GIVEN INSTRUCTION> Each line below should be quoted exactly, please.

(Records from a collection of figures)
+++++
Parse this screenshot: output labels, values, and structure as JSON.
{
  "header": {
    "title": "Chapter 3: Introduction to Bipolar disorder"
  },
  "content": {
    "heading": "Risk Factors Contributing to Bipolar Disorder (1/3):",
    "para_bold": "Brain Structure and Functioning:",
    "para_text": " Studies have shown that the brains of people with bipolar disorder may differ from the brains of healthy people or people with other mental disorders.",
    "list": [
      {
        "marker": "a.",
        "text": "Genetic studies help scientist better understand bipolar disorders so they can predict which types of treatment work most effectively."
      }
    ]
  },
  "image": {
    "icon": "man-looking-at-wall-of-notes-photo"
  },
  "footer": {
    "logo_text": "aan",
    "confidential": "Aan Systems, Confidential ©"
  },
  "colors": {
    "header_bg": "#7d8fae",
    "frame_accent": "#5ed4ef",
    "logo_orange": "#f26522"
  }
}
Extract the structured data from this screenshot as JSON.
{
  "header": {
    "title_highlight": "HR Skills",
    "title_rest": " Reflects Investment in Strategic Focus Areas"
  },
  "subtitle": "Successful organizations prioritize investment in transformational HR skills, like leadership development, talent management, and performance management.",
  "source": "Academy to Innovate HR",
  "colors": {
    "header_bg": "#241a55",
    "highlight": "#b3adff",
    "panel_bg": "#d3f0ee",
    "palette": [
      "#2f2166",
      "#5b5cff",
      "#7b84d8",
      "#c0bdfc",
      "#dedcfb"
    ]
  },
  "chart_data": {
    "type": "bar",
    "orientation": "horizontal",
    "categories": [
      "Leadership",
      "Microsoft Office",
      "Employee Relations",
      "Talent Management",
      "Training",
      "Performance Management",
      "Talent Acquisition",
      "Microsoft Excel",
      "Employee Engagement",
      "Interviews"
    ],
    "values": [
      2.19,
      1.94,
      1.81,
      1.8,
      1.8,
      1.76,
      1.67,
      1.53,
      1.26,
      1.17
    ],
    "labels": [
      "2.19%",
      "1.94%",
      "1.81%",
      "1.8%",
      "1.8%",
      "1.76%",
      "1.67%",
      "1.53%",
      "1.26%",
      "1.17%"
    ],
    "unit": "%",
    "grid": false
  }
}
+++++
RESPONSE TO THE EXERCISE>
Parse this screenshot: output labels, values, and structure as JSON.
{
  "header": {
    "title": "Chapter 3: Introduction to Bipolar disorder"
  },
  "content": {
    "heading": "Risk Factors Contributing to Bipolar Disorder (1/3):",
    "para_bold": "Brain Structure and Functioning:",
    "para_text": " Studies have shown that the brains of people with bipolar disorder may differ from the brains of healthy people or people with other mental disorders.",
    "list": [
      {
        "marker": "a.",
        "text": "Genetic studies help scientist better understand bipolar disorders so they can predict which types of treatment work most effectively."
      }
    ]
  },
  "image": {
    "icon": "man-looking-at-wall-of-notes-photo"
  },
  "footer": {
    "logo_text": "aan",
    "confidential": "Aan Systems, Confidential ©"
  },
  "colors": {
    "header_bg": "#7d8fae",
    "frame_accent": "#5ed4ef",
    "logo_orange": "#f26522"
  }
}
Extract the structured data from this screenshot as JSON.
{
  "header": {
    "title_highlight": "HR Skills",
    "title_rest": " Reflects Investment in Strategic Focus Areas"
  },
  "subtitle": "Successful organizations prioritize investment in transformational HR skills, like leadership development, talent management, and performance management.",
  "source": "Academy to Innovate HR",
  "colors": {
    "header_bg": "#241a55",
    "highlight": "#b3adff",
    "panel_bg": "#d3f0ee",
    "palette": [
      "#2f2166",
      "#5b5cff",
      "#7b84d8",
      "#c0bdfc",
      "#dedcfb"
    ]
  },
  "chart_data": {
    "type": "bar",
    "orientation": "horizontal",
    "categories": [
      "Leadership",
      "Microsoft Office",
      "Employee Relations",
      "Talent Management",
      "Training",
      "Performance Management",
      "Talent Acquisition",
      "Microsoft Excel",
      "Employee Engagement",
      "Interviews"
    ],
    "values": [
      2.19,
      1.94,
      1.81,
      1.8,
      1.8,
      1.76,
      1.67,
      1.53,
      1.26,
      1.17
    ],
    "labels": [
      "2.19%",
      "1.94%",
      "1.81%",
      "1.8%",
      "1.8%",
      "1.76%",
      "1.67%",
      "1.53%",
      "1.26%",
      "1.17%"
    ],
    "unit": "%",
    "grid": false
  }
}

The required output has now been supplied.